Identify each line holding the string "page" and copy it.

Recorded information

________________

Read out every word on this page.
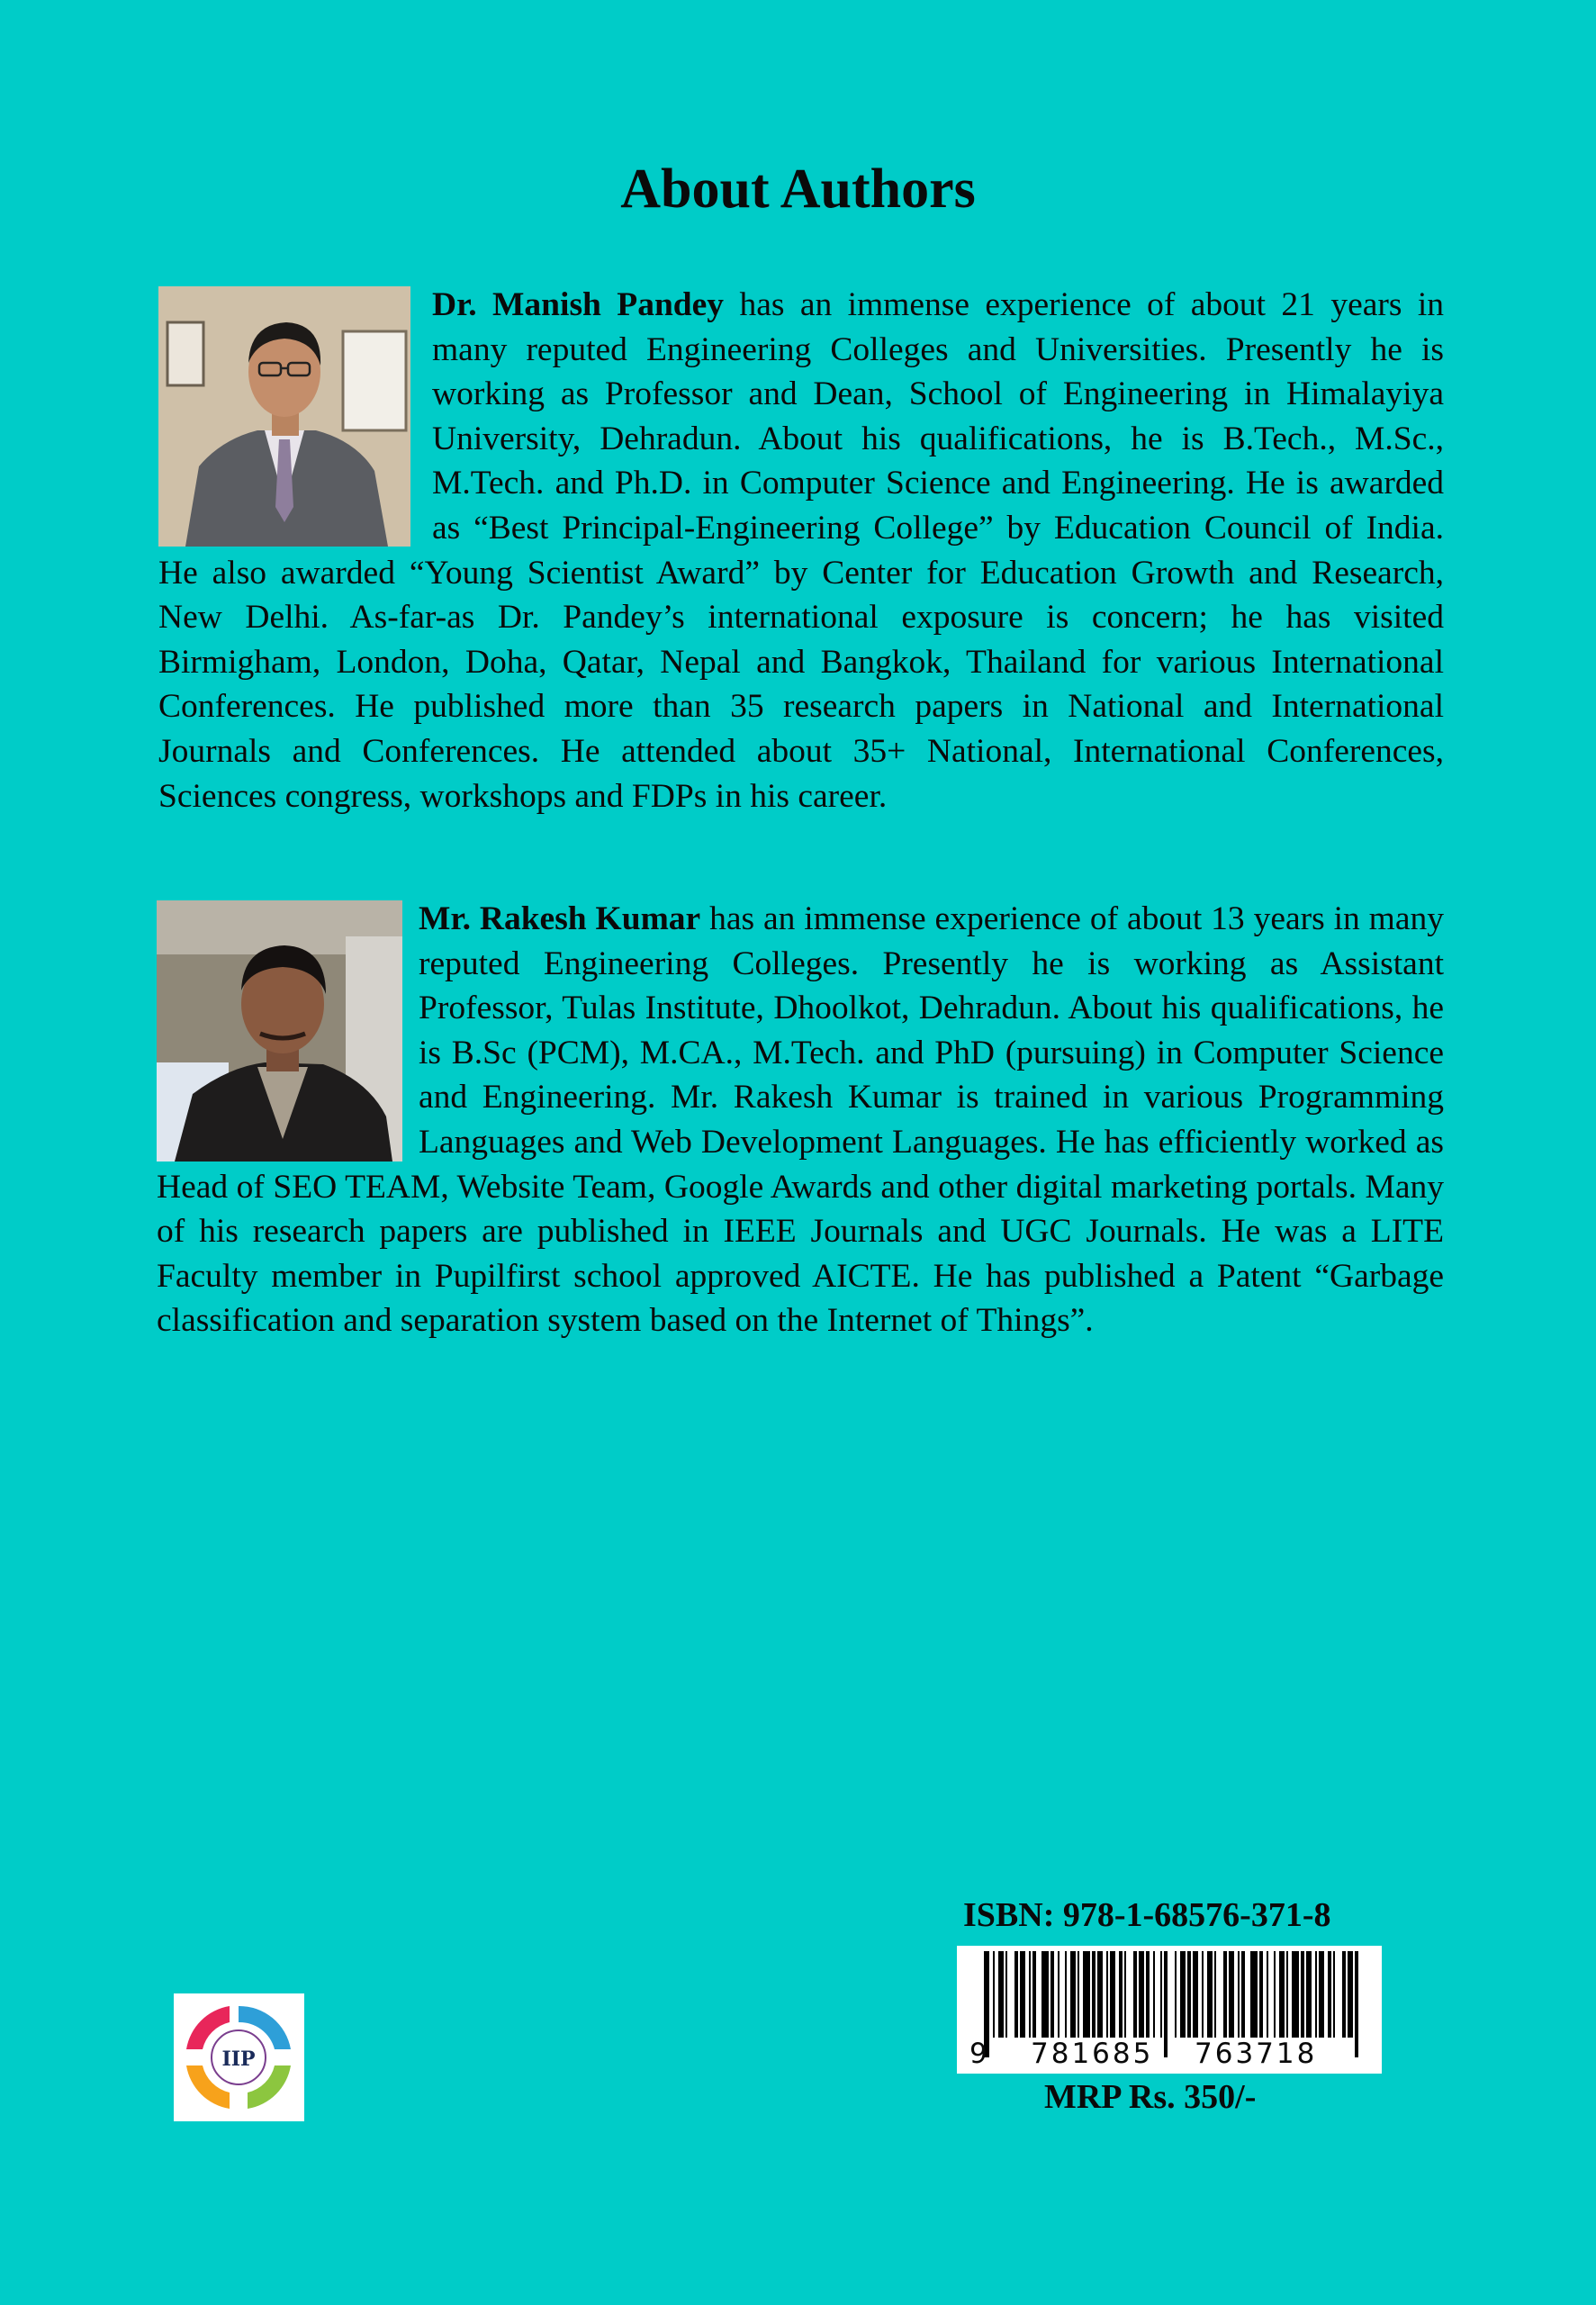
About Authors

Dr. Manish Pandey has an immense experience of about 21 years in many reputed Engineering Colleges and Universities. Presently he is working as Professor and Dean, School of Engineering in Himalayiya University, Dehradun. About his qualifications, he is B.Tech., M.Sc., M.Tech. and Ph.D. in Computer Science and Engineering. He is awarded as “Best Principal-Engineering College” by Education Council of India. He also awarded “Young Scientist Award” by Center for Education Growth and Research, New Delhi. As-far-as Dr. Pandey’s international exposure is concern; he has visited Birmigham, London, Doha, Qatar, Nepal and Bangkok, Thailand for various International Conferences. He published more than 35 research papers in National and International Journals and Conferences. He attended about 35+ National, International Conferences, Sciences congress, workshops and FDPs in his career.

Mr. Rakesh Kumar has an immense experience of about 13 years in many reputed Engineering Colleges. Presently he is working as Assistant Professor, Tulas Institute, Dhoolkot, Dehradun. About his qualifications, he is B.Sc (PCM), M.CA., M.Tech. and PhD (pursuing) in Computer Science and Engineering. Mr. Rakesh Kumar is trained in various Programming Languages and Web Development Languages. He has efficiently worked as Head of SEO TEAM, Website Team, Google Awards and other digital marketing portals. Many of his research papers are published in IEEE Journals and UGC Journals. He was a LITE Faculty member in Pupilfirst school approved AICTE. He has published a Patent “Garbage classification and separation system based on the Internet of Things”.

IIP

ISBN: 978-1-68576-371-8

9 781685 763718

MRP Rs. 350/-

________________

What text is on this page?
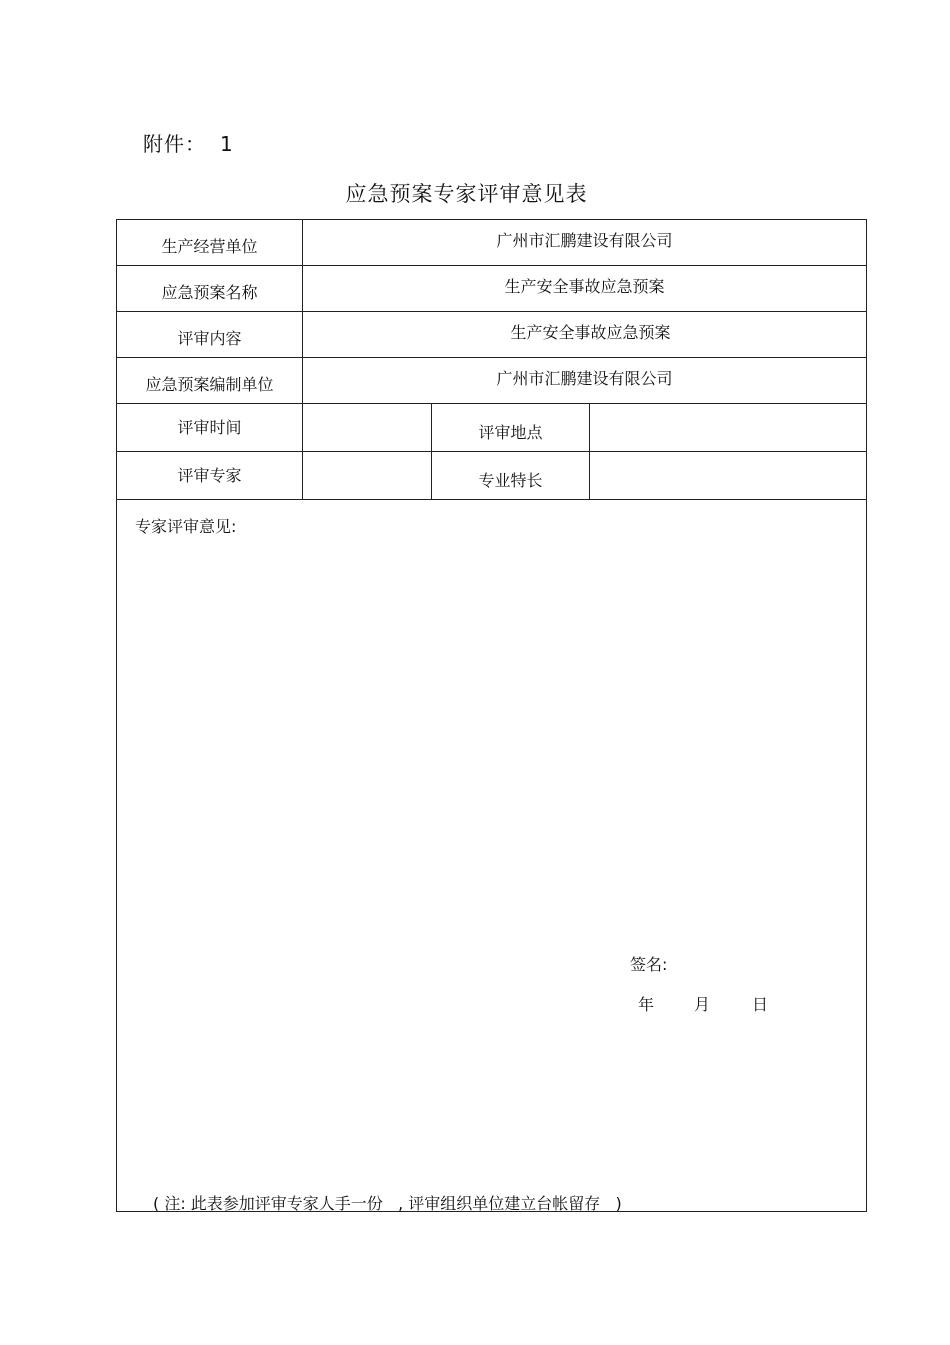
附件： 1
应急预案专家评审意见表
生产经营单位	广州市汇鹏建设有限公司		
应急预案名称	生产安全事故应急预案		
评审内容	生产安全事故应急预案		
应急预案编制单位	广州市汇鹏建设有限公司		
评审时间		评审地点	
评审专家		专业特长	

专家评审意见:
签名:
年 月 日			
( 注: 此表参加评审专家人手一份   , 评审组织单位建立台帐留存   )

________________

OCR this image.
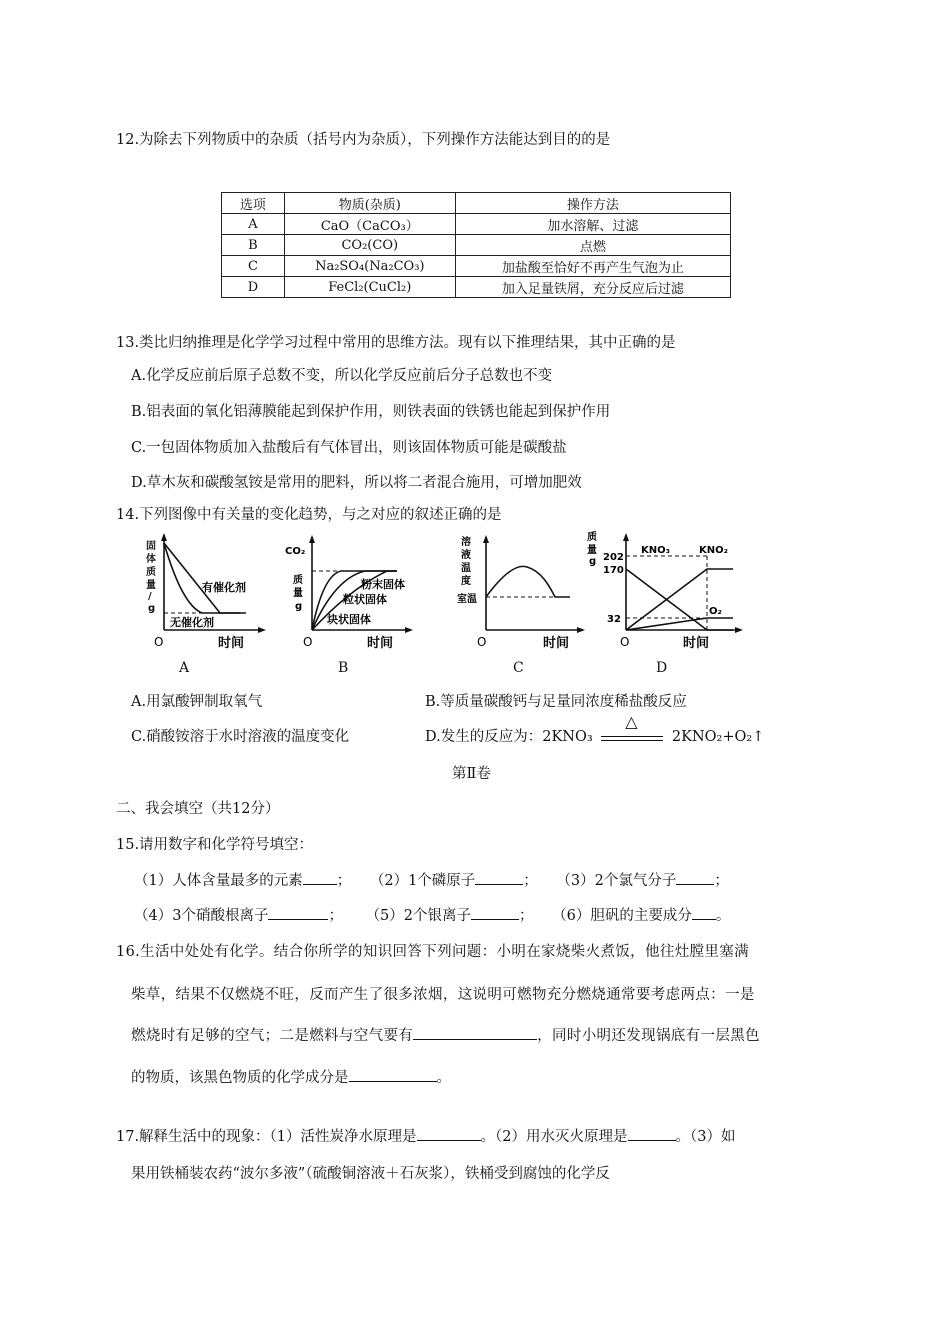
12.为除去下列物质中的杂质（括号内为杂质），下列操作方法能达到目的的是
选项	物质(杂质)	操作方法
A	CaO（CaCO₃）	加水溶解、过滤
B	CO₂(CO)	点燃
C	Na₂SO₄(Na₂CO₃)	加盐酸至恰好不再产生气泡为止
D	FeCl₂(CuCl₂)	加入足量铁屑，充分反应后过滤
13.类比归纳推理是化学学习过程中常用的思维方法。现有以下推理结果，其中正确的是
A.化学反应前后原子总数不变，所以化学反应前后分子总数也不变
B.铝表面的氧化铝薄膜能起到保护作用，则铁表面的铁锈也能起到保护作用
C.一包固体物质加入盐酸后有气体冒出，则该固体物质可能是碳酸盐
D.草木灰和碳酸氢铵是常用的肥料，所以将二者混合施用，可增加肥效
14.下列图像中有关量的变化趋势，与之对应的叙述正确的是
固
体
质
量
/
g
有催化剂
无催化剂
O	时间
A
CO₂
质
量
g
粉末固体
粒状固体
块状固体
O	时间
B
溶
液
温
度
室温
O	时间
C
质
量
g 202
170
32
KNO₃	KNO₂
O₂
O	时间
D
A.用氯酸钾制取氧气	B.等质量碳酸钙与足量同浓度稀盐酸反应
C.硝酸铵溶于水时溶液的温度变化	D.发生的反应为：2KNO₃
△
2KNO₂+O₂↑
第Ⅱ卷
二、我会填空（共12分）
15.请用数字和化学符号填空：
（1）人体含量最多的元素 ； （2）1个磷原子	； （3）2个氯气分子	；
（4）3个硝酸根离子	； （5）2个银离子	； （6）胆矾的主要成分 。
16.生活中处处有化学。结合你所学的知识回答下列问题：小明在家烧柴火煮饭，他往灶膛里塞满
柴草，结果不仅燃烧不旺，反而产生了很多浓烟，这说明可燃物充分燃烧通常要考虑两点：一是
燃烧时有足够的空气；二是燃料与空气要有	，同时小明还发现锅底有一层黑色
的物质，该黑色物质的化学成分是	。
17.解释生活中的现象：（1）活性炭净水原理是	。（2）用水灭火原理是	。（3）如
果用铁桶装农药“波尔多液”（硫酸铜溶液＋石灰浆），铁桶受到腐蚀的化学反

________________

The answer
Read out every word on this page.
What text is on this page?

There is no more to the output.